■ PROVIDED ENTRIES ■
*-*-*

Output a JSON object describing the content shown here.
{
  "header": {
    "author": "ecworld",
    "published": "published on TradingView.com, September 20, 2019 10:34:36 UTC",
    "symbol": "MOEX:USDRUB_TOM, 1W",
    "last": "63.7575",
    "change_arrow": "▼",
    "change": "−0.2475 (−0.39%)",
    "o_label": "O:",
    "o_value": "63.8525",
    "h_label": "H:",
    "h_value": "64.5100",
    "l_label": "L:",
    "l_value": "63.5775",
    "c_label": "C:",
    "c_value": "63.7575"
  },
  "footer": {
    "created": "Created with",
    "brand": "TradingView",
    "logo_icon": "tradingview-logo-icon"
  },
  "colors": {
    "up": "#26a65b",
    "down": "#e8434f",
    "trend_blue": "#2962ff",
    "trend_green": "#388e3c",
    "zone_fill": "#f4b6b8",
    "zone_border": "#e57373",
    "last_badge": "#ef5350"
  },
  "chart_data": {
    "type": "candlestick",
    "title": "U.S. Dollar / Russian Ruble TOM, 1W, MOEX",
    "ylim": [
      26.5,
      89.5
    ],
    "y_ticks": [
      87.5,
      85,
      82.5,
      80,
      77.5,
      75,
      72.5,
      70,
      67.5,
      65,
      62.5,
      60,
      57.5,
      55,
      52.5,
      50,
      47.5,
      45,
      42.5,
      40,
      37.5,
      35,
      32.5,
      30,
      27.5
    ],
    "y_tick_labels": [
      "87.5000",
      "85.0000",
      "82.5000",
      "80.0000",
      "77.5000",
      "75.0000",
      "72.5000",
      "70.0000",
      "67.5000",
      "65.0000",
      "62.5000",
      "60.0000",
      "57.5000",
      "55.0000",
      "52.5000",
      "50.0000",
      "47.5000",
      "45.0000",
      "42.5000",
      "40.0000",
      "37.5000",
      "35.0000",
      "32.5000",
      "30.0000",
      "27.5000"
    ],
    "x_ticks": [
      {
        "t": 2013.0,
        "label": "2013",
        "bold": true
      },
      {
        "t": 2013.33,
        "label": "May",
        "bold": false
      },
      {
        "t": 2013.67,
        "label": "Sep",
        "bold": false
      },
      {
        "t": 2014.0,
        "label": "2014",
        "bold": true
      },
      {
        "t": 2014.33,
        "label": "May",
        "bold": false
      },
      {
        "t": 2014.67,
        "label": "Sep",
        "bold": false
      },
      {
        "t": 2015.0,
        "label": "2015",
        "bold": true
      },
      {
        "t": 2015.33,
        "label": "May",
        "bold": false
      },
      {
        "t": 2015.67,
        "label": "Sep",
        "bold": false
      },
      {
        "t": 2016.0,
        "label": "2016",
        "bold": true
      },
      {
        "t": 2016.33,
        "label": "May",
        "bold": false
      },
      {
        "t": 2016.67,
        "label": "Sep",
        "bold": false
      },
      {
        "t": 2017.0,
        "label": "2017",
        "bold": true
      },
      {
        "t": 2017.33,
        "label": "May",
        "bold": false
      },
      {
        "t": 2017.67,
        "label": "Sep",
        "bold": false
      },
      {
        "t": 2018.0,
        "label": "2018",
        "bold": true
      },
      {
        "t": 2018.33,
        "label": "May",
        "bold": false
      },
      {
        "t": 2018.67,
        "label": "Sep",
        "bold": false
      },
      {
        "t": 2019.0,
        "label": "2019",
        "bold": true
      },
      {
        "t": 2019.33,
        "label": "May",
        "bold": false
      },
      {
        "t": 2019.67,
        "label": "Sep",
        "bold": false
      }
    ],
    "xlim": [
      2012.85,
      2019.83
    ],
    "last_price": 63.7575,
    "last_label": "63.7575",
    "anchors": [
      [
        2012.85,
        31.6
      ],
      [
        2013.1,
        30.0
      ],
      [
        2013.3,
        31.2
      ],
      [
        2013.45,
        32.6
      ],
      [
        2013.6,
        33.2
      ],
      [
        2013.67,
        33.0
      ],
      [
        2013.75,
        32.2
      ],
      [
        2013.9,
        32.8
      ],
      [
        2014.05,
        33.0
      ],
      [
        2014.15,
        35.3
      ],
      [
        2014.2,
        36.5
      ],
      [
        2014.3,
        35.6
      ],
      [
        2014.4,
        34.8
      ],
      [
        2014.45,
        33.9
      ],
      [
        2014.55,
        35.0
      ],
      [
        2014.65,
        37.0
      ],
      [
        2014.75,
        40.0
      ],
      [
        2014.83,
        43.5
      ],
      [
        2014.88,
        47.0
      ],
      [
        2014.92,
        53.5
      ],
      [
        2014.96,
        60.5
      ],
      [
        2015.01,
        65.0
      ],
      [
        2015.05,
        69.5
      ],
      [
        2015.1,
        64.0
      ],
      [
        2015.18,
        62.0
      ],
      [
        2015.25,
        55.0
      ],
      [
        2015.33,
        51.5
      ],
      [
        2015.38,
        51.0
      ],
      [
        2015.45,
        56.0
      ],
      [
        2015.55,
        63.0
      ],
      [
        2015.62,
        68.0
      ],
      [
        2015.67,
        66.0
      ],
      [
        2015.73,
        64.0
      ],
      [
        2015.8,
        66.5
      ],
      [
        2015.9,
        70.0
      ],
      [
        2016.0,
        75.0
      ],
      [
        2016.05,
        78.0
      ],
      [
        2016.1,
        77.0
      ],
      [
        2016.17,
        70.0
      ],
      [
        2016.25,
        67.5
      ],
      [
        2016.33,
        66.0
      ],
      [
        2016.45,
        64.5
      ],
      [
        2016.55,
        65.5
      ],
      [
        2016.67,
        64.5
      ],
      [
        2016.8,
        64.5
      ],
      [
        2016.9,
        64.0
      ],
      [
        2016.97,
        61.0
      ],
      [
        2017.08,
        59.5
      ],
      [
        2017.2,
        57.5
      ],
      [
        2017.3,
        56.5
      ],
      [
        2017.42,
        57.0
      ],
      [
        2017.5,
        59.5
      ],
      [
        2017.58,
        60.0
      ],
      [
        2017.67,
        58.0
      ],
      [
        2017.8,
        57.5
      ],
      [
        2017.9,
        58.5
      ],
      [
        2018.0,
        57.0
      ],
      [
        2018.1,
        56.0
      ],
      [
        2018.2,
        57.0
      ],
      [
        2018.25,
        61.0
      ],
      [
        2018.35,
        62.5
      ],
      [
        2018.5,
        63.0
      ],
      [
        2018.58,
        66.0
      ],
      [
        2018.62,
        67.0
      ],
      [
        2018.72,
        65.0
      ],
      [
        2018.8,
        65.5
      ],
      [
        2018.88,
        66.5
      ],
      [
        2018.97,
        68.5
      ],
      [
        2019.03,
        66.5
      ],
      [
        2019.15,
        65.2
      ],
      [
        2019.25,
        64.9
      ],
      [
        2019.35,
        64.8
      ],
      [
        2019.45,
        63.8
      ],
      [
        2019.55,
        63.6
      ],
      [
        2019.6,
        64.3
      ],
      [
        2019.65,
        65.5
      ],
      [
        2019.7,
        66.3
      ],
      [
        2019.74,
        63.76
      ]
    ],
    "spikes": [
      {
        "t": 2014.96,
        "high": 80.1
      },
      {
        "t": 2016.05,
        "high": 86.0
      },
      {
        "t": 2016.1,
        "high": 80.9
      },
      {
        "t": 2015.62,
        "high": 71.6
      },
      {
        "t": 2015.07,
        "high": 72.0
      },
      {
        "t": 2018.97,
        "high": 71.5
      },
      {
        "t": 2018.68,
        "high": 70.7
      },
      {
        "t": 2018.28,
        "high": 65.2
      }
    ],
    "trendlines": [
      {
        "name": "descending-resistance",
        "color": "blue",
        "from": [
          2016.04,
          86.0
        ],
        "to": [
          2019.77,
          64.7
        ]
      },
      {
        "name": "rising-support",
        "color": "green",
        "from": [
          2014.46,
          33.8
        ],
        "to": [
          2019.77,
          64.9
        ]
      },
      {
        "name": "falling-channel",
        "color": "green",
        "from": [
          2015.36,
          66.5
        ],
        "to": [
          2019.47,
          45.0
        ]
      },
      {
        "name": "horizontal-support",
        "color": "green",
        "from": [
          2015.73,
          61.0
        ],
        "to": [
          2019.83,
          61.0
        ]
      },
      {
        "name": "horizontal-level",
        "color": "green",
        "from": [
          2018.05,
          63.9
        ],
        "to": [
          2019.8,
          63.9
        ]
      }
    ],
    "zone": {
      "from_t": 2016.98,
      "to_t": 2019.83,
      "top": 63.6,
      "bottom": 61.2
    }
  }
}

*-*-*

■ WHAT YOU WILL DO ■
Show, from the material above, each line that includes the string "name".

■ TASK SOLUTION ■
        "name": "descending-resistance",
        "name": "rising-support",
        "name": "falling-channel",
        "name": "horizontal-support",
        "name": "horizontal-level",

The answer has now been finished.